- [Stored records]

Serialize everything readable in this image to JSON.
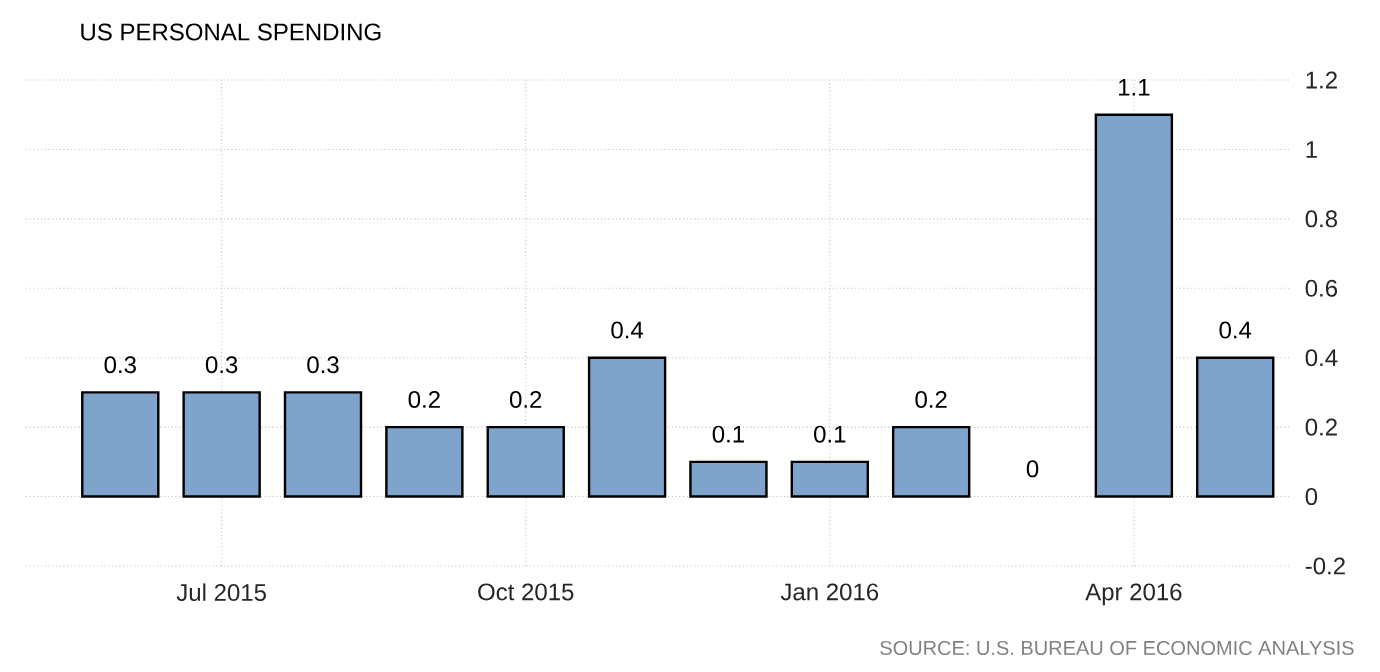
{
  "chart_data": {
    "type": "bar",
    "title": "US PERSONAL SPENDING",
    "categories": [
      null,
      "Jul 2015",
      null,
      null,
      "Oct 2015",
      null,
      null,
      "Jan 2016",
      null,
      null,
      "Apr 2016",
      null
    ],
    "values": [
      0.3,
      0.3,
      0.3,
      0.2,
      0.2,
      0.4,
      0.1,
      0.1,
      0.2,
      0,
      1.1,
      0.4
    ],
    "color": "#7ea4cb",
    "ylim": [
      -0.2,
      1.2
    ],
    "yticks": [
      -0.2,
      0,
      0.2,
      0.4,
      0.6,
      0.8,
      1,
      1.2
    ],
    "grid": true,
    "data_labels": true,
    "annotations": [
      "SOURCE: U.S. BUREAU OF ECONOMIC ANALYSIS"
    ]
  }
}
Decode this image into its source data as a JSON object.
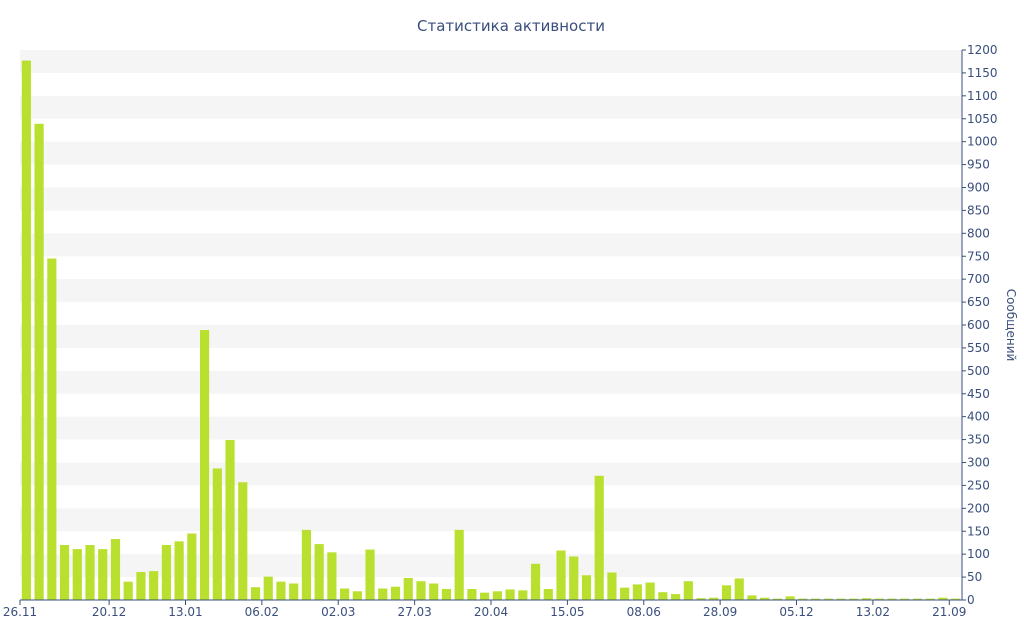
{
  "chart_data": {
    "type": "bar",
    "title": "Статистика активности",
    "ylabel": "Сообщений",
    "xlabel": "",
    "ylim": [
      0,
      1200
    ],
    "ytick_step": 50,
    "y_axis_side": "right",
    "grid": "alternating-bands",
    "colors": {
      "bar": "#b9e02e",
      "text": "#3a4f7c",
      "band": "#f5f5f5"
    },
    "x_tick_labels": [
      {
        "index": 0,
        "label": "26.11"
      },
      {
        "index": 7,
        "label": "20.12"
      },
      {
        "index": 13,
        "label": "13.01"
      },
      {
        "index": 19,
        "label": "06.02"
      },
      {
        "index": 25,
        "label": "02.03"
      },
      {
        "index": 31,
        "label": "27.03"
      },
      {
        "index": 37,
        "label": "20.04"
      },
      {
        "index": 43,
        "label": "15.05"
      },
      {
        "index": 49,
        "label": "08.06"
      },
      {
        "index": 55,
        "label": "28.09"
      },
      {
        "index": 61,
        "label": "05.12"
      },
      {
        "index": 67,
        "label": "13.02"
      },
      {
        "index": 73,
        "label": "21.09"
      }
    ],
    "values": [
      1177,
      1039,
      745,
      120,
      111,
      120,
      111,
      133,
      40,
      61,
      63,
      120,
      128,
      145,
      589,
      287,
      349,
      257,
      28,
      51,
      40,
      36,
      153,
      122,
      104,
      25,
      19,
      110,
      25,
      29,
      48,
      41,
      36,
      24,
      153,
      24,
      16,
      19,
      23,
      21,
      79,
      24,
      108,
      95,
      54,
      271,
      60,
      27,
      34,
      38,
      17,
      13,
      41,
      4,
      5,
      32,
      47,
      10,
      5,
      3,
      8,
      3,
      3,
      3,
      3,
      3,
      4,
      3,
      3,
      3,
      3,
      3,
      5,
      3
    ]
  }
}
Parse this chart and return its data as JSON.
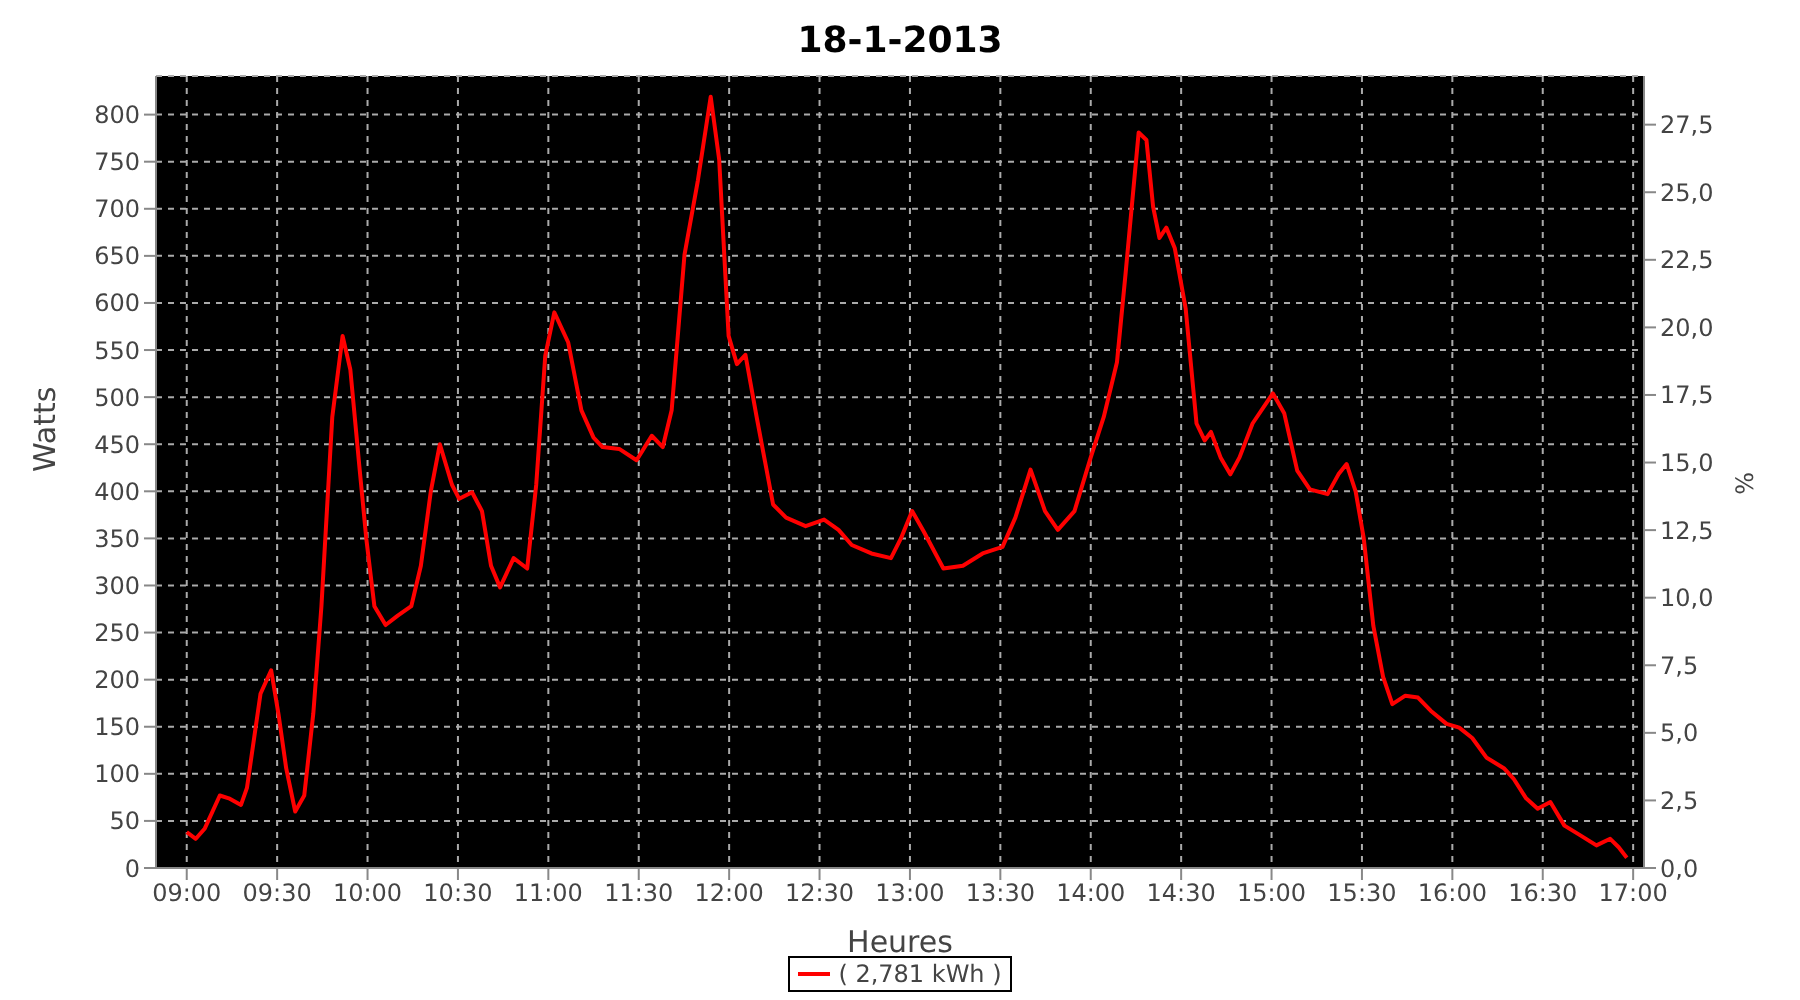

- [Exercise prompt]
From the data, collect all lines where the string "title" appears.

- [Solved exercise]
    "title": "US PERSONAL SPENDING",
    "title": "Статистика активности",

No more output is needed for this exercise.